Exercise task
Pull out every line below that contains the word "jusqu".

Available data

^^^^^^^^^^^^^^^^

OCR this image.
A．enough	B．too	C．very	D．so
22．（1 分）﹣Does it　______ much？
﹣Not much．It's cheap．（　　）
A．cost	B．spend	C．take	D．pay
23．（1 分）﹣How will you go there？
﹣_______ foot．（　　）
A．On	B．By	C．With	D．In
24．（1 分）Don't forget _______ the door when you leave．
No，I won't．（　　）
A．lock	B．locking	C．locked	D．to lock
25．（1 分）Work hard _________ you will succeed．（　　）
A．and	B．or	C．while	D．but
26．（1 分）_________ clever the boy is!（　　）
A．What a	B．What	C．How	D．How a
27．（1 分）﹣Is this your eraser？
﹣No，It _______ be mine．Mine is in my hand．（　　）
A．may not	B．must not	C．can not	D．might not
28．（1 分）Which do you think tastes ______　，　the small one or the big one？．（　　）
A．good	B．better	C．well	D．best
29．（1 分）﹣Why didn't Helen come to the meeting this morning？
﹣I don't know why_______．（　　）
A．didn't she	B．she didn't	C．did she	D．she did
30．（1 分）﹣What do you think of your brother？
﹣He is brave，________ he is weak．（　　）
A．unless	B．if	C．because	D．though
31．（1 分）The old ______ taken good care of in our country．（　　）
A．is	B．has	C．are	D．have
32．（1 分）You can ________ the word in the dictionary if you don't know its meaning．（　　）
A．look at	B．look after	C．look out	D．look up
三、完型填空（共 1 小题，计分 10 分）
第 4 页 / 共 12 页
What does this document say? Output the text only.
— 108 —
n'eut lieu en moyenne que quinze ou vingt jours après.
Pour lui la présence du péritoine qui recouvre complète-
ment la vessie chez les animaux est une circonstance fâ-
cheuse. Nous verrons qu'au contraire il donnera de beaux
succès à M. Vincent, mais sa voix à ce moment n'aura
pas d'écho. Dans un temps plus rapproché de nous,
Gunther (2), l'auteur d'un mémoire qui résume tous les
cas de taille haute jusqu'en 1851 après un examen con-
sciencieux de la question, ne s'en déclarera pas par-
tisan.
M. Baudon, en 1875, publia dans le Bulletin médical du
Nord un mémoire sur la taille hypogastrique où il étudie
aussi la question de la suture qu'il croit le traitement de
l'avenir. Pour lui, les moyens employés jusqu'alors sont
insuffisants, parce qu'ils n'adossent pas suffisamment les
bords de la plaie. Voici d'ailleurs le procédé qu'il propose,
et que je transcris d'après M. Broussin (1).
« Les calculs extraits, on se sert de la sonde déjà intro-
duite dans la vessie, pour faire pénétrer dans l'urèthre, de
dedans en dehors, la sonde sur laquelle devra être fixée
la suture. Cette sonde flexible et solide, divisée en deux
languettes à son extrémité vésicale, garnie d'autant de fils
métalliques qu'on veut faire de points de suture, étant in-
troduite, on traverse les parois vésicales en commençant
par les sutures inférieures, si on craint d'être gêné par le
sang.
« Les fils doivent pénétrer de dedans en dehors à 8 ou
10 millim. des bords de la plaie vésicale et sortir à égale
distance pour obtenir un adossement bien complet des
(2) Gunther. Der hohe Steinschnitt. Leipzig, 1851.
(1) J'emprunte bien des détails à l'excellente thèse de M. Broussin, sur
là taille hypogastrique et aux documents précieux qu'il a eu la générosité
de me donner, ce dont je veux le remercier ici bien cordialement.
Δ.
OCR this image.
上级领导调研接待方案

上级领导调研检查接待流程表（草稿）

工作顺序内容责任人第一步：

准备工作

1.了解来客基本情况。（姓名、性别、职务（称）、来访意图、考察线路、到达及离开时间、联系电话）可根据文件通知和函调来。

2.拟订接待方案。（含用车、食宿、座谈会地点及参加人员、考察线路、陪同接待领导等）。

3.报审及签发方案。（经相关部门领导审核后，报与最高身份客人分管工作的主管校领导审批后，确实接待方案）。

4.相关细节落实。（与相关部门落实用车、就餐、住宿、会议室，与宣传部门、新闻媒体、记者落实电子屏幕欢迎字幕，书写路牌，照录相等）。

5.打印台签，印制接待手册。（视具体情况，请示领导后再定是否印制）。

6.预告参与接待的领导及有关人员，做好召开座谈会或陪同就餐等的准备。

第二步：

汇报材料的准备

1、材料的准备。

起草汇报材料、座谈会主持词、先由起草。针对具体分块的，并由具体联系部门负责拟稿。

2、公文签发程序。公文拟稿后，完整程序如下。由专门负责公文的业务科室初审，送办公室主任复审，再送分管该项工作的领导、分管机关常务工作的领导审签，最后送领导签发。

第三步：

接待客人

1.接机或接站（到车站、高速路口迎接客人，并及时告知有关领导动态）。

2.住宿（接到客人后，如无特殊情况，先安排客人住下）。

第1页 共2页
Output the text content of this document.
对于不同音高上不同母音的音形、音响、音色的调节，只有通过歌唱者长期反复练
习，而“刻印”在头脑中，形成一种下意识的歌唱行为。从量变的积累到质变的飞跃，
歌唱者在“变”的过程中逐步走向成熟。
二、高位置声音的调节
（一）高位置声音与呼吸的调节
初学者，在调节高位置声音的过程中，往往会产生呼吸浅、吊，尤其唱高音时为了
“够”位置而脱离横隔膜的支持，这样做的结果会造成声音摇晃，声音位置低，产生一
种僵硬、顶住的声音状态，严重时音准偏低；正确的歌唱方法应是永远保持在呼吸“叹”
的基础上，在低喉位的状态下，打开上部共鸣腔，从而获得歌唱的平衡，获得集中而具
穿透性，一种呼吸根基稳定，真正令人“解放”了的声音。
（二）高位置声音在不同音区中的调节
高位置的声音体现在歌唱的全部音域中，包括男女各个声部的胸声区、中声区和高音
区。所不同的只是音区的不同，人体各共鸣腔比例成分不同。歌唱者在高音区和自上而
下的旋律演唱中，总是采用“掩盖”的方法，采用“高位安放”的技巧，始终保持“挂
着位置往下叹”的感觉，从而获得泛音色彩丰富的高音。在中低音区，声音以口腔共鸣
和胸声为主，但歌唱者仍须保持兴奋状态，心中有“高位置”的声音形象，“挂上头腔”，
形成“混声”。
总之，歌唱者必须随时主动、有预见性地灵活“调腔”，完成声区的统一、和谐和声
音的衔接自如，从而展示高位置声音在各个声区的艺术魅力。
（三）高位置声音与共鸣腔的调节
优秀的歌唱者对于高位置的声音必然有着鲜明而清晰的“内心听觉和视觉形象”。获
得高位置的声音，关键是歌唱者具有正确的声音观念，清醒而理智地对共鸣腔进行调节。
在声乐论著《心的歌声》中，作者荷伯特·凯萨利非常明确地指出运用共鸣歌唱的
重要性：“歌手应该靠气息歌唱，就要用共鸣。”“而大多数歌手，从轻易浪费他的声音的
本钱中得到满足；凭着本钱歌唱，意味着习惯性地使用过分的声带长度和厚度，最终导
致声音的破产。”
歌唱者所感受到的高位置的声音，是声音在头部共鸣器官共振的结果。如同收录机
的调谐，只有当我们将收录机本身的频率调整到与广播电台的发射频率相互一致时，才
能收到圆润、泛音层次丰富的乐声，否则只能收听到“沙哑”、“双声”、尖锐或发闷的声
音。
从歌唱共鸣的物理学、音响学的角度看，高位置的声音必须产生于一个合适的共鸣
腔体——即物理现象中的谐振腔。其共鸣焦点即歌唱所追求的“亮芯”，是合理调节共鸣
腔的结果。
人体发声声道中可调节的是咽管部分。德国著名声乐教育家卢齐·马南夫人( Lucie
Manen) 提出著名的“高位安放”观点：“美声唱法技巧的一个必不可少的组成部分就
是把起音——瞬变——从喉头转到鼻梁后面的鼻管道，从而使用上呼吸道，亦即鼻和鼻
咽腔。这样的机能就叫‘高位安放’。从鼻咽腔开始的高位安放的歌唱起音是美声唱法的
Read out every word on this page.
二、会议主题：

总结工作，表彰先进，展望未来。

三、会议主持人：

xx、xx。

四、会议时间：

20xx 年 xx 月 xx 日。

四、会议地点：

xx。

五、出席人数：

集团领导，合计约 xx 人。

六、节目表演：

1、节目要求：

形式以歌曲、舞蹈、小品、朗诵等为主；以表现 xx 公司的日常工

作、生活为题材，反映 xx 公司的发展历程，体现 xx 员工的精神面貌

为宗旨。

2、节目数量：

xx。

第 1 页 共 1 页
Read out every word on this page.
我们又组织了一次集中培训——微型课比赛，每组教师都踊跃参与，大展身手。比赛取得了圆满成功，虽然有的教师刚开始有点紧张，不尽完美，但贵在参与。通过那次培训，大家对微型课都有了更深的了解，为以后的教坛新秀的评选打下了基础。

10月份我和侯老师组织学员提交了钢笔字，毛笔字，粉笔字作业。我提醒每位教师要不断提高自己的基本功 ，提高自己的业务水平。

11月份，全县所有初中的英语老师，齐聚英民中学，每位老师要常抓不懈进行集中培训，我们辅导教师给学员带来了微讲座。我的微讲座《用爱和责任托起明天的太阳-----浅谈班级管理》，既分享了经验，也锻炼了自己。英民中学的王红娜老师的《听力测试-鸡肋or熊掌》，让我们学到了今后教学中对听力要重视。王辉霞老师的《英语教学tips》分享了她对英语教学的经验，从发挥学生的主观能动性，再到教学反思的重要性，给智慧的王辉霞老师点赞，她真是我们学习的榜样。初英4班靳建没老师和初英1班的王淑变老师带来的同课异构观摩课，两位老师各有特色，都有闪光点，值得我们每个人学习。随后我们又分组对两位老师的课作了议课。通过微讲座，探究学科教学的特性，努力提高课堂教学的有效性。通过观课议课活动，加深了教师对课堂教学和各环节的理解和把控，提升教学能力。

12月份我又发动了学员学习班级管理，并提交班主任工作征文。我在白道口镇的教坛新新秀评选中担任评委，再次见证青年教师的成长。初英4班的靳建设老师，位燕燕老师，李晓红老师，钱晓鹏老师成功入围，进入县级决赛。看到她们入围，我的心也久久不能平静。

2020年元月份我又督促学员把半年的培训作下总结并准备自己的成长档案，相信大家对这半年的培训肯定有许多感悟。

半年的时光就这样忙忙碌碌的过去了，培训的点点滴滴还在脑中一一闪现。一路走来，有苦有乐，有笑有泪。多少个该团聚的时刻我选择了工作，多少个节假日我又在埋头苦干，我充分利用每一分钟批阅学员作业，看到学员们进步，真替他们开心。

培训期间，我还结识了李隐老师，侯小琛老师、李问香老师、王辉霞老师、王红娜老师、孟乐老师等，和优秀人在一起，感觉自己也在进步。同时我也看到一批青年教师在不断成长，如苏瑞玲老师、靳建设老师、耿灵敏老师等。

^^^^^^^^^^^^^^^^

Answer to this task
cas de taille haute jusqu'en 1851 après un examen con-
l'avenir. Pour lui, les moyens employés jusqu'alors sont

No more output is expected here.